→ SHORT PROBLEM
Find the lines with "this" in them and copy them out.

[Stored items]
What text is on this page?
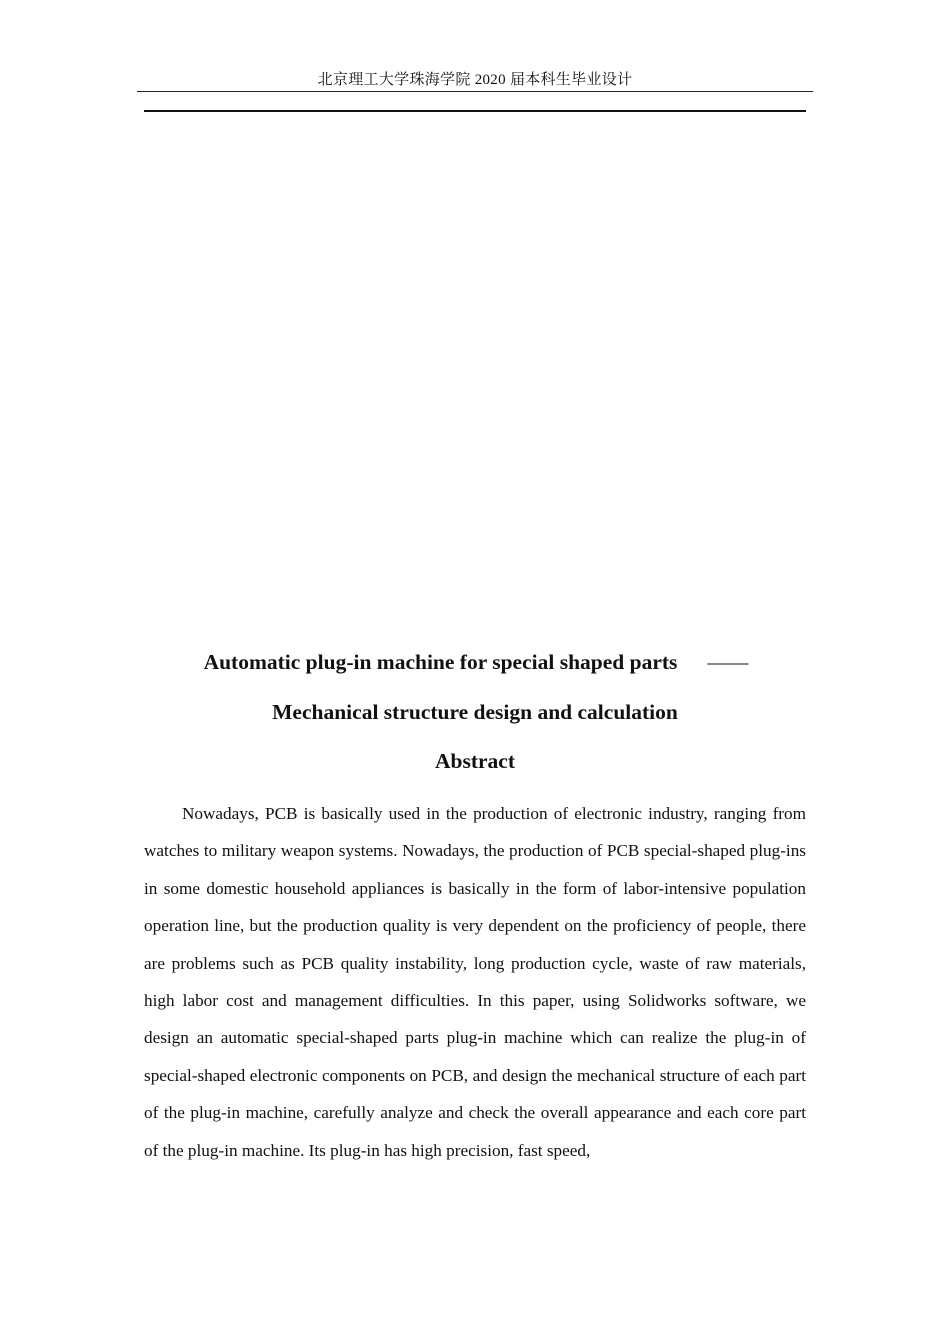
北京理工大学珠海学院 2020 届本科生毕业设计
Automatic plug-in machine for special shaped parts ——
Mechanical structure design and calculation
Abstract

Nowadays, PCB is basically used in the production of electronic industry, ranging from watches to military weapon systems. Nowadays, the production of PCB special-shaped plug-ins in some domestic household appliances is basically in the form of labor-intensive population operation line, but the production quality is very dependent on the proficiency of people, there are problems such as PCB quality instability, long production cycle, waste of raw materials, high labor cost and management difficulties. In this paper, using Solidworks software, we design an automatic special-shaped parts plug-in machine which can realize the plug-in of special-shaped electronic components on PCB, and design the mechanical structure of each part of the plug-in machine, carefully analyze and check the overall appearance and each core part of the plug-in machine. Its plug-in has high precision, fast speed,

→ TASK ANSWER
What text is on this page?
Nowadays, PCB is basically used in the production of electronic industry, ranging from watches to military weapon systems. Nowadays, the production of PCB special-shaped plug-ins in some domestic household appliances is basically in the form of labor-intensive population operation line, but the production quality is very dependent on the proficiency of people, there are problems such as PCB quality instability, long production cycle, waste of raw materials, high labor cost and management difficulties. In this paper, using Solidworks software, we design an automatic special-shaped parts plug-in machine which can realize the plug-in of special-shaped electronic components on PCB, and design the mechanical structure of each part of the plug-in machine, carefully analyze and check the overall appearance and each core part of the plug-in machine. Its plug-in has high precision, fast speed,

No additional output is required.